# [CHALLENGE]
Using the listing below, extract each line that has the word "item" in it.

# [RECORD LIST]
——————————

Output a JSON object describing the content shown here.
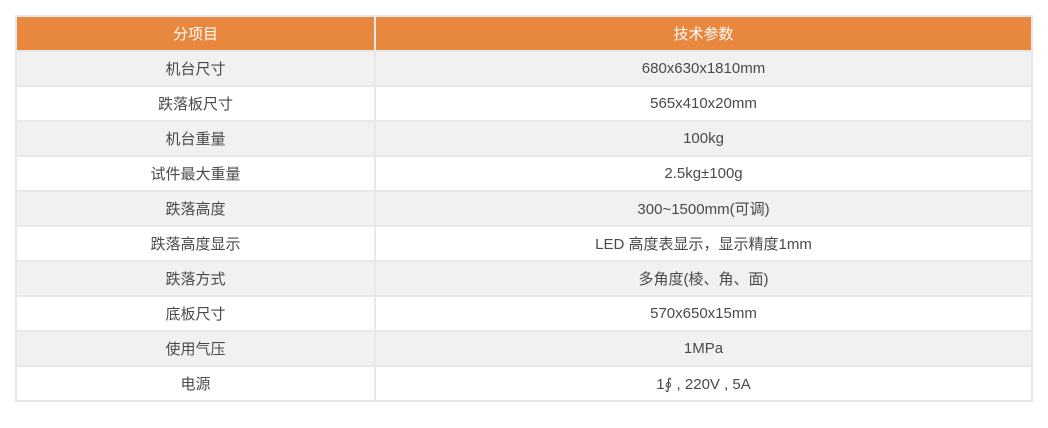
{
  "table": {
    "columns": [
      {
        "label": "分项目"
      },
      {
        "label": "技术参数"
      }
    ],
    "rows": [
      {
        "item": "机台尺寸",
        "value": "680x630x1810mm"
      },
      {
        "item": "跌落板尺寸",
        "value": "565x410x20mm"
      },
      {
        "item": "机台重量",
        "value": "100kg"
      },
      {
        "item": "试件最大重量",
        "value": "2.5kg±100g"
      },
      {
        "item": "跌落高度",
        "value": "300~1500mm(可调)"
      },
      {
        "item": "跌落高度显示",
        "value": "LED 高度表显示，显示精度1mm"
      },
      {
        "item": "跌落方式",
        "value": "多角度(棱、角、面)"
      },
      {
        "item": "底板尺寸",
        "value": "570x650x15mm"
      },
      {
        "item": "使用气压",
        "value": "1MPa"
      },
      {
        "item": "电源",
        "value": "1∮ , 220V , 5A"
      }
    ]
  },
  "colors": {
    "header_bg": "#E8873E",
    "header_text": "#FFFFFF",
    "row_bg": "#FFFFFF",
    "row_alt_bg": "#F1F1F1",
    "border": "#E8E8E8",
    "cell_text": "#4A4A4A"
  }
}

——————————

# [CORRECT RESULT]
        "item": "机台尺寸",
        "item": "跌落板尺寸",
        "item": "机台重量",
        "item": "试件最大重量",
        "item": "跌落高度",
        "item": "跌落高度显示",
        "item": "跌落方式",
        "item": "底板尺寸",
        "item": "使用气压",
        "item": "电源",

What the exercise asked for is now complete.